| Goal |
Leave out the pictures and repeat every record exactly.

_ _ _ _ _ _ _

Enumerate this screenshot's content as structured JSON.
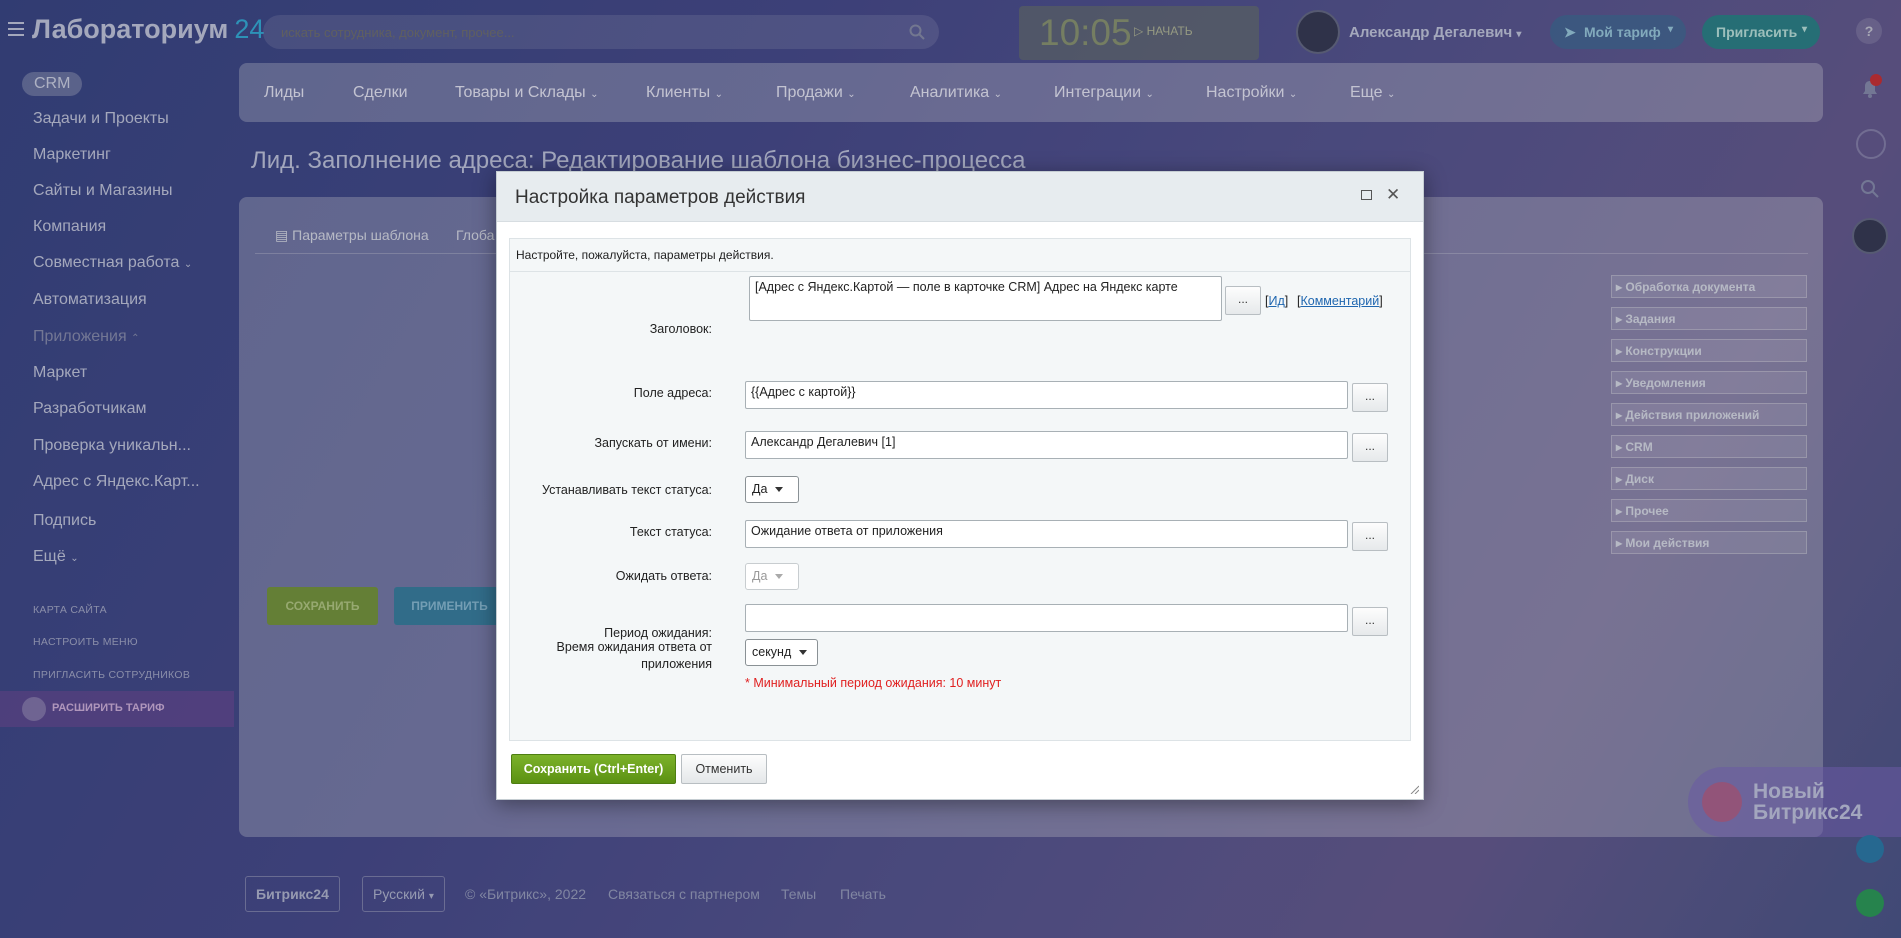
{
  "topbar": {
    "logo": "Лабораториум",
    "logo_num": "24",
    "search_placeholder": "искать сотрудника, документ, прочее...",
    "time": "10:05",
    "start_label": "НАЧАТЬ",
    "user_name": "Александр Дегалевич",
    "tariff_label": "Мой тариф",
    "invite_label": "Пригласить",
    "help": "?"
  },
  "sidebar": {
    "crm": "CRM",
    "items": [
      "Задачи и Проекты",
      "Маркетинг",
      "Сайты и Магазины",
      "Компания",
      "Совместная работа",
      "Автоматизация",
      "Приложения",
      "Маркет",
      "Разработчикам",
      "Проверка уникальн...",
      "Адрес с Яндекс.Карт...",
      "Подпись",
      "Ещё"
    ],
    "small_links": [
      "КАРТА САЙТА",
      "НАСТРОИТЬ МЕНЮ",
      "ПРИГЛАСИТЬ СОТРУДНИКОВ"
    ],
    "upgrade": "РАСШИРИТЬ ТАРИФ"
  },
  "nav": [
    "Лиды",
    "Сделки",
    "Товары и Склады",
    "Клиенты",
    "Продажи",
    "Аналитика",
    "Интеграции",
    "Настройки",
    "Еще"
  ],
  "page_title": "Лид. Заполнение адреса: Редактирование шаблона бизнес-процесса",
  "tabs": [
    "Параметры шаблона",
    "Глоба"
  ],
  "bg_buttons": {
    "save": "СОХРАНИТЬ",
    "apply": "ПРИМЕНИТЬ"
  },
  "toolbox": [
    "Обработка документа",
    "Задания",
    "Конструкции",
    "Уведомления",
    "Действия приложений",
    "CRM",
    "Диск",
    "Прочее",
    "Мои действия"
  ],
  "footer": {
    "brand": "Битрикс24",
    "lang": "Русский",
    "copyright": "© «Битрикс», 2022",
    "partner": "Связаться с партнером",
    "themes": "Темы",
    "print": "Печать"
  },
  "new_b24": {
    "line1": "Новый",
    "line2": "Битрикс24"
  },
  "dialog": {
    "title": "Настройка параметров действия",
    "hint": "Настройте, пожалуйста, параметры действия.",
    "fields": {
      "title_label": "Заголовок:",
      "title_value": "[Адрес с Яндекс.Картой — поле в карточке CRM] Адрес на Яндекс карте",
      "id_link": "Ид",
      "comment_link": "Комментарий",
      "address_label": "Поле адреса:",
      "address_value": "{{Адрес с картой}}",
      "run_as_label": "Запускать от имени:",
      "run_as_value": "Александр Дегалевич [1]",
      "set_status_label": "Устанавливать текст статуса:",
      "set_status_value": "Да",
      "status_text_label": "Текст статуса:",
      "status_text_value": "Ожидание ответа от приложения",
      "wait_label": "Ожидать ответа:",
      "wait_value": "Да",
      "period_label": "Период ожидания:",
      "period_sub": "Время ожидания ответа от приложения",
      "period_value": "",
      "period_unit": "секунд",
      "warning": "* Минимальный период ожидания: 10 минут",
      "dots": "..."
    },
    "save_button": "Сохранить (Ctrl+Enter)",
    "cancel_button": "Отменить"
  }
}
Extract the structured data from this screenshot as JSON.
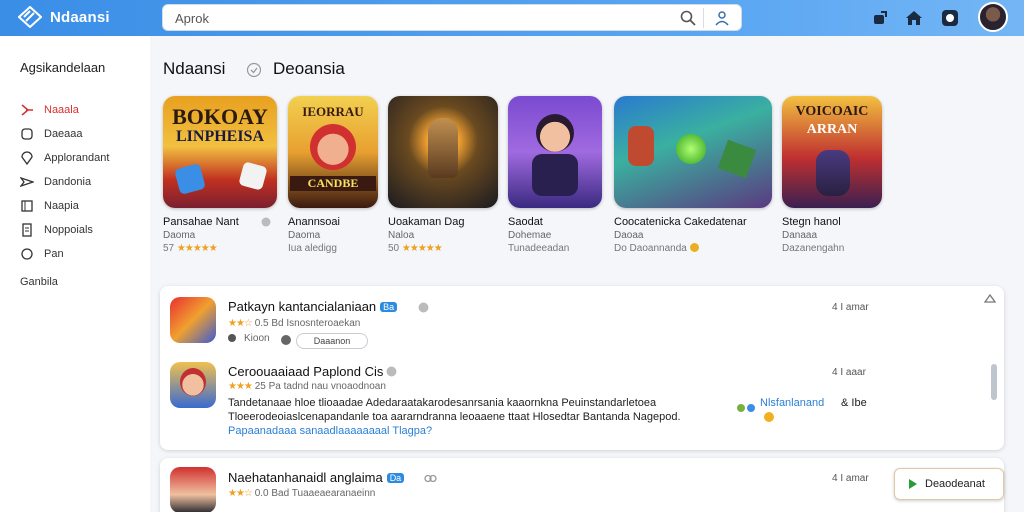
{
  "header": {
    "brand": "Ndaansi",
    "search_value": "Aprok",
    "colors": {
      "bar": "#3a8ee6",
      "accent": "#d63030",
      "link": "#2a7fd4",
      "star": "#f0a020"
    }
  },
  "sidebar": {
    "title": "Agsikandelaan",
    "items": [
      {
        "label": "Naaala",
        "icon": "bell-icon",
        "active": true
      },
      {
        "label": "Daeaaa",
        "icon": "message-icon",
        "active": false
      },
      {
        "label": "Applorandant",
        "icon": "location-icon",
        "active": false
      },
      {
        "label": "Dandonia",
        "icon": "send-icon",
        "active": false
      },
      {
        "label": "Naapia",
        "icon": "book-icon",
        "active": false
      },
      {
        "label": "Noppoials",
        "icon": "document-icon",
        "active": false
      },
      {
        "label": "Pan",
        "icon": "circle-icon",
        "active": false
      }
    ],
    "extra": "Ganbila"
  },
  "section": {
    "title": "Ndaansi",
    "subtitle": "Deoansia"
  },
  "cards": [
    {
      "name": "Pansahae Nant",
      "dev": "Daoma",
      "meta": "57",
      "stars": "★★★★★",
      "art_top": "BOKOAY",
      "art_mid": "LINPHEISA"
    },
    {
      "name": "Anannsoai",
      "dev": "Daoma",
      "meta": "Iua aledigg",
      "stars": "",
      "art_top": "IEORRAU",
      "art_mid": "CANDBE"
    },
    {
      "name": "Uoakaman Dag",
      "dev": "Naloa",
      "meta": "50",
      "stars": "★★★★★",
      "art_top": "",
      "art_mid": ""
    },
    {
      "name": "Saodat",
      "dev": "Dohemae",
      "meta": "Tunadeeadan",
      "stars": "",
      "art_top": "",
      "art_mid": ""
    },
    {
      "name": "Coocatenicka  Cakedatenar",
      "dev": "Daoaa",
      "meta": "Do Daoannanda",
      "stars": "",
      "art_top": "",
      "art_mid": ""
    },
    {
      "name": "Stegn hanol",
      "dev": "Danaaa",
      "meta": "Dazanengahn",
      "stars": "",
      "art_top": "VOICOAIC",
      "art_mid": "ARRAN"
    }
  ],
  "list": [
    {
      "title": "Patkayn kantancialaniaan",
      "badge": "Ba",
      "rating": "0.5",
      "sub": "Bd Isnosnteroaekan",
      "time": "4 I amar",
      "pill_label": "Kioon",
      "pill2_label": "Daaanon"
    },
    {
      "title": "Ceroouaaiaad Paplond Cis",
      "rating": "25",
      "sub": "Pa tadnd nau vnoaodnoan",
      "time": "4 I aaar",
      "desc1": "Tandetanaae hloe tlioaadae Adedaraatakarodesanrsania kaaornkna Peuinstandarletoea",
      "desc1_link": "Nlsfanlanand",
      "desc1_end": "& Ibe",
      "desc2": "Tloeerodeoiaslcenapandanle toa aararndranna leoaaene ttaat Hlosedtar Bantanda Nagepod.",
      "desc3": "Papaanadaaa sanaadlaaaaaaaal  Tlagpa?"
    },
    {
      "title": "Naehatanhanaidl anglaima",
      "badge": "Da",
      "rating": "0.0",
      "sub": "Bad Tuaaeaearanaeinn",
      "time": "4 I amar",
      "action": "Deaodeanat"
    }
  ]
}
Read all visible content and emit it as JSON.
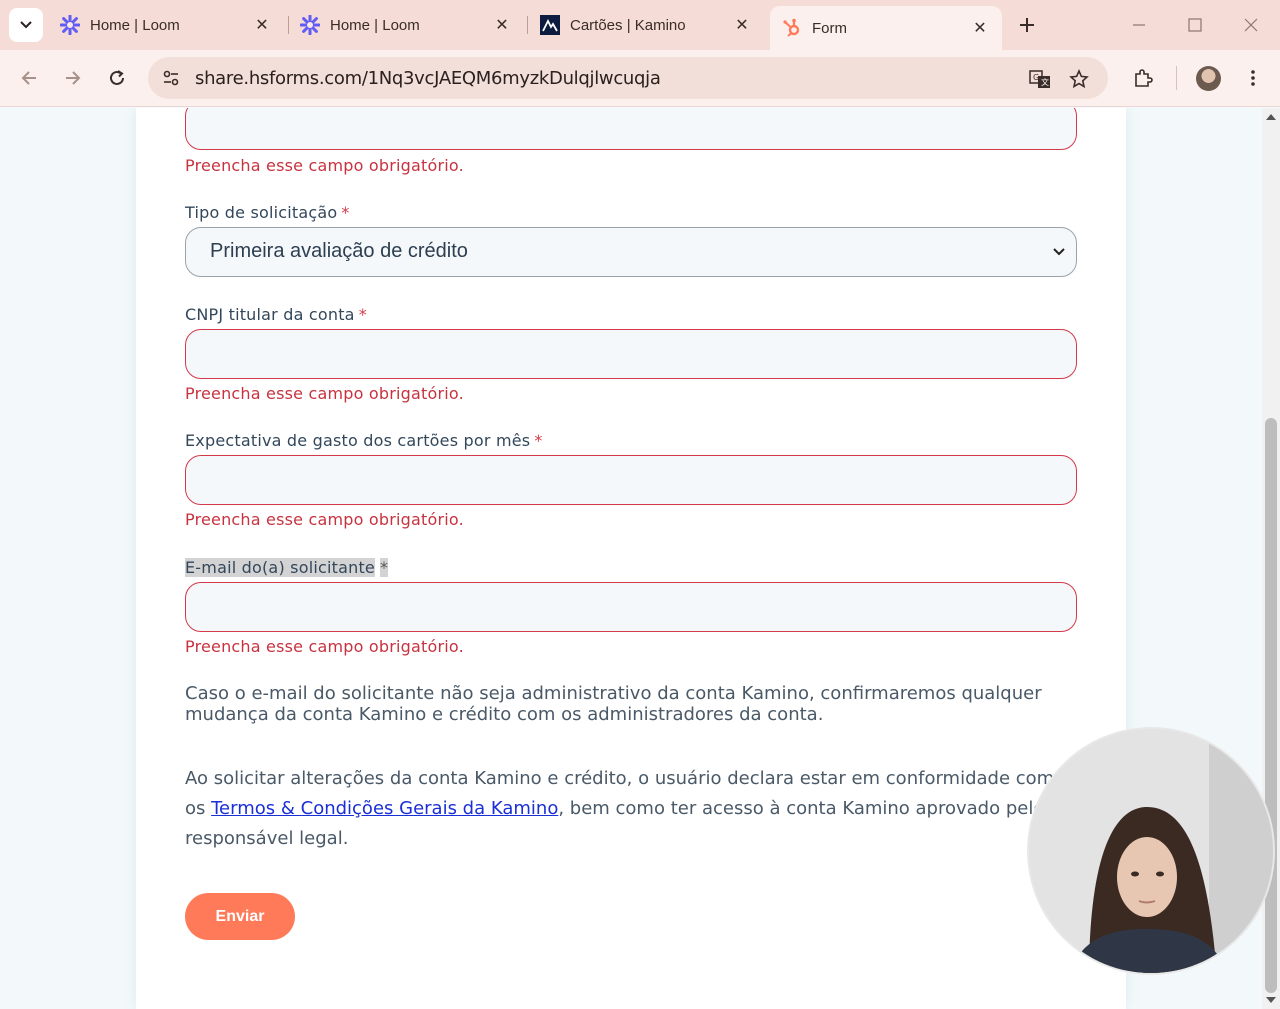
{
  "browser": {
    "tabs": [
      {
        "title": "Home | Loom",
        "icon": "loom-icon"
      },
      {
        "title": "Home | Loom",
        "icon": "loom-icon"
      },
      {
        "title": "Cartões | Kamino",
        "icon": "kamino-icon"
      },
      {
        "title": "Form",
        "icon": "hubspot-icon",
        "active": true
      }
    ],
    "url": "share.hsforms.com/1Nq3vcJAEQM6myzkDulqjlwcuqja"
  },
  "form": {
    "error_text": "Preencha esse campo obrigatório.",
    "required_mark": "*",
    "fields": {
      "tipo": {
        "label": "Tipo de solicitação",
        "value": "Primeira avaliação de crédito"
      },
      "cnpj": {
        "label": "CNPJ titular da conta"
      },
      "gasto": {
        "label": "Expectativa de gasto dos cartões por mês"
      },
      "email": {
        "label": "E-mail do(a) solicitante"
      }
    },
    "note": "Caso o e-mail do solicitante não seja administrativo da conta Kamino, confirmaremos qualquer mudança da conta Kamino e crédito com os administradores da conta.",
    "terms": {
      "before": "Ao solicitar alterações da conta Kamino e crédito, o usuário declara estar em conformidade com os ",
      "link": "Termos & Condições Gerais da Kamino",
      "after": ", bem como ter acesso à conta Kamino aprovado pelo responsável legal."
    },
    "submit_label": "Enviar"
  },
  "colors": {
    "error": "#d4394a",
    "submit": "#ff7a59",
    "tabbar": "#f6dcd6",
    "link": "#1a2fd6"
  }
}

_ _ _ _ _ _ _

| Solution for this exercise |
Enumerate this screenshot's content as structured JSON.
{
  "topbar": {
    "logo": "Лабораториум",
    "logo_num": "24",
    "search_placeholder": "искать сотрудника, документ, прочее...",
    "time": "10:05",
    "start_label": "НАЧАТЬ",
    "user_name": "Александр Дегалевич",
    "tariff_label": "Мой тариф",
    "invite_label": "Пригласить",
    "help": "?"
  },
  "sidebar": {
    "crm": "CRM",
    "items": [
      "Задачи и Проекты",
      "Маркетинг",
      "Сайты и Магазины",
      "Компания",
      "Совместная работа",
      "Автоматизация",
      "Приложения",
      "Маркет",
      "Разработчикам",
      "Проверка уникальн...",
      "Адрес с Яндекс.Карт...",
      "Подпись",
      "Ещё"
    ],
    "small_links": [
      "КАРТА САЙТА",
      "НАСТРОИТЬ МЕНЮ",
      "ПРИГЛАСИТЬ СОТРУДНИКОВ"
    ],
    "upgrade": "РАСШИРИТЬ ТАРИФ"
  },
  "nav": [
    "Лиды",
    "Сделки",
    "Товары и Склады",
    "Клиенты",
    "Продажи",
    "Аналитика",
    "Интеграции",
    "Настройки",
    "Еще"
  ],
  "page_title": "Лид. Заполнение адреса: Редактирование шаблона бизнес-процесса",
  "tabs": [
    "Параметры шаблона",
    "Глоба"
  ],
  "bg_buttons": {
    "save": "СОХРАНИТЬ",
    "apply": "ПРИМЕНИТЬ"
  },
  "toolbox": [
    "Обработка документа",
    "Задания",
    "Конструкции",
    "Уведомления",
    "Действия приложений",
    "CRM",
    "Диск",
    "Прочее",
    "Мои действия"
  ],
  "footer": {
    "brand": "Битрикс24",
    "lang": "Русский",
    "copyright": "© «Битрикс», 2022",
    "partner": "Связаться с партнером",
    "themes": "Темы",
    "print": "Печать"
  },
  "new_b24": {
    "line1": "Новый",
    "line2": "Битрикс24"
  },
  "dialog": {
    "title": "Настройка параметров действия",
    "hint": "Настройте, пожалуйста, параметры действия.",
    "fields": {
      "title_label": "Заголовок:",
      "title_value": "[Адрес с Яндекс.Картой — поле в карточке CRM] Адрес на Яндекс карте",
      "id_link": "Ид",
      "comment_link": "Комментарий",
      "address_label": "Поле адреса:",
      "address_value": "{{Адрес с картой}}",
      "run_as_label": "Запускать от имени:",
      "run_as_value": "Александр Дегалевич [1]",
      "set_status_label": "Устанавливать текст статуса:",
      "set_status_value": "Да",
      "status_text_label": "Текст статуса:",
      "status_text_value": "Ожидание ответа от приложения",
      "wait_label": "Ожидать ответа:",
      "wait_value": "Да",
      "period_label": "Период ожидания:",
      "period_sub": "Время ожидания ответа от приложения",
      "period_value": "",
      "period_unit": "секунд",
      "warning": "* Минимальный период ожидания: 10 минут",
      "dots": "..."
    },
    "save_button": "Сохранить (Ctrl+Enter)",
    "cancel_button": "Отменить"
  }
}
Extract the structured data from this screenshot as JSON.
{
  "header": {
    "brand": "Ndaansi",
    "search_value": "Aprok",
    "colors": {
      "bar": "#3a8ee6",
      "accent": "#d63030",
      "link": "#2a7fd4",
      "star": "#f0a020"
    }
  },
  "sidebar": {
    "title": "Agsikandelaan",
    "items": [
      {
        "label": "Naaala",
        "icon": "bell-icon",
        "active": true
      },
      {
        "label": "Daeaaa",
        "icon": "message-icon",
        "active": false
      },
      {
        "label": "Applorandant",
        "icon": "location-icon",
        "active": false
      },
      {
        "label": "Dandonia",
        "icon": "send-icon",
        "active": false
      },
      {
        "label": "Naapia",
        "icon": "book-icon",
        "active": false
      },
      {
        "label": "Noppoials",
        "icon": "document-icon",
        "active": false
      },
      {
        "label": "Pan",
        "icon": "circle-icon",
        "active": false
      }
    ],
    "extra": "Ganbila"
  },
  "section": {
    "title": "Ndaansi",
    "subtitle": "Deoansia"
  },
  "cards": [
    {
      "name": "Pansahae Nant",
      "dev": "Daoma",
      "meta": "57",
      "stars": "★★★★★",
      "art_top": "BOKOAY",
      "art_mid": "LINPHEISA"
    },
    {
      "name": "Anannsoai",
      "dev": "Daoma",
      "meta": "Iua aledigg",
      "stars": "",
      "art_top": "IEORRAU",
      "art_mid": "CANDBE"
    },
    {
      "name": "Uoakaman Dag",
      "dev": "Naloa",
      "meta": "50",
      "stars": "★★★★★",
      "art_top": "",
      "art_mid": ""
    },
    {
      "name": "Saodat",
      "dev": "Dohemae",
      "meta": "Tunadeeadan",
      "stars": "",
      "art_top": "",
      "art_mid": ""
    },
    {
      "name": "Coocatenicka  Cakedatenar",
      "dev": "Daoaa",
      "meta": "Do Daoannanda",
      "stars": "",
      "art_top": "",
      "art_mid": ""
    },
    {
      "name": "Stegn hanol",
      "dev": "Danaaa",
      "meta": "Dazanengahn",
      "stars": "",
      "art_top": "VOICOAIC",
      "art_mid": "ARRAN"
    }
  ],
  "list": [
    {
      "title": "Patkayn kantancialaniaan",
      "badge": "Ba",
      "rating": "0.5",
      "sub": "Bd Isnosnteroaekan",
      "time": "4 I amar",
      "pill_label": "Kioon",
      "pill2_label": "Daaanon"
    },
    {
      "title": "Ceroouaaiaad Paplond Cis",
      "rating": "25",
      "sub": "Pa tadnd nau vnoaodnoan",
      "time": "4 I aaar",
      "desc1": "Tandetanaae hloe tlioaadae Adedaraatakarodesanrsania kaaornkna Peuinstandarletoea",
      "desc1_link": "Nlsfanlanand",
      "desc1_end": "& Ibe",
      "desc2": "Tloeerodeoiaslcenapandanle toa aararndranna leoaaene ttaat Hlosedtar Bantanda Nagepod.",
      "desc3": "Papaanadaaa sanaadlaaaaaaaal  Tlagpa?"
    },
    {
      "title": "Naehatanhanaidl anglaima",
      "badge": "Da",
      "rating": "0.0",
      "sub": "Bad Tuaaeaearanaeinn",
      "time": "4 I amar",
      "action": "Deaodeanat"
    }
  ]
}
Read all visible content and emit it as JSON.
{
  "browser": {
    "tabs": [
      {
        "title": "Home | Loom",
        "icon": "loom-icon"
      },
      {
        "title": "Home | Loom",
        "icon": "loom-icon"
      },
      {
        "title": "Cartões | Kamino",
        "icon": "kamino-icon"
      },
      {
        "title": "Form",
        "icon": "hubspot-icon",
        "active": true
      }
    ],
    "url": "share.hsforms.com/1Nq3vcJAEQM6myzkDulqjlwcuqja"
  },
  "form": {
    "error_text": "Preencha esse campo obrigatório.",
    "required_mark": "*",
    "fields": {
      "tipo": {
        "label": "Tipo de solicitação",
        "value": "Primeira avaliação de crédito"
      },
      "cnpj": {
        "label": "CNPJ titular da conta"
      },
      "gasto": {
        "label": "Expectativa de gasto dos cartões por mês"
      },
      "email": {
        "label": "E-mail do(a) solicitante"
      }
    },
    "note": "Caso o e-mail do solicitante não seja administrativo da conta Kamino, confirmaremos qualquer mudança da conta Kamino e crédito com os administradores da conta.",
    "terms": {
      "before": "Ao solicitar alterações da conta Kamino e crédito, o usuário declara estar em conformidade com os ",
      "link": "Termos & Condições Gerais da Kamino",
      "after": ", bem como ter acesso à conta Kamino aprovado pelo responsável legal."
    },
    "submit_label": "Enviar"
  },
  "colors": {
    "error": "#d4394a",
    "submit": "#ff7a59",
    "tabbar": "#f6dcd6",
    "link": "#1a2fd6"
  }
}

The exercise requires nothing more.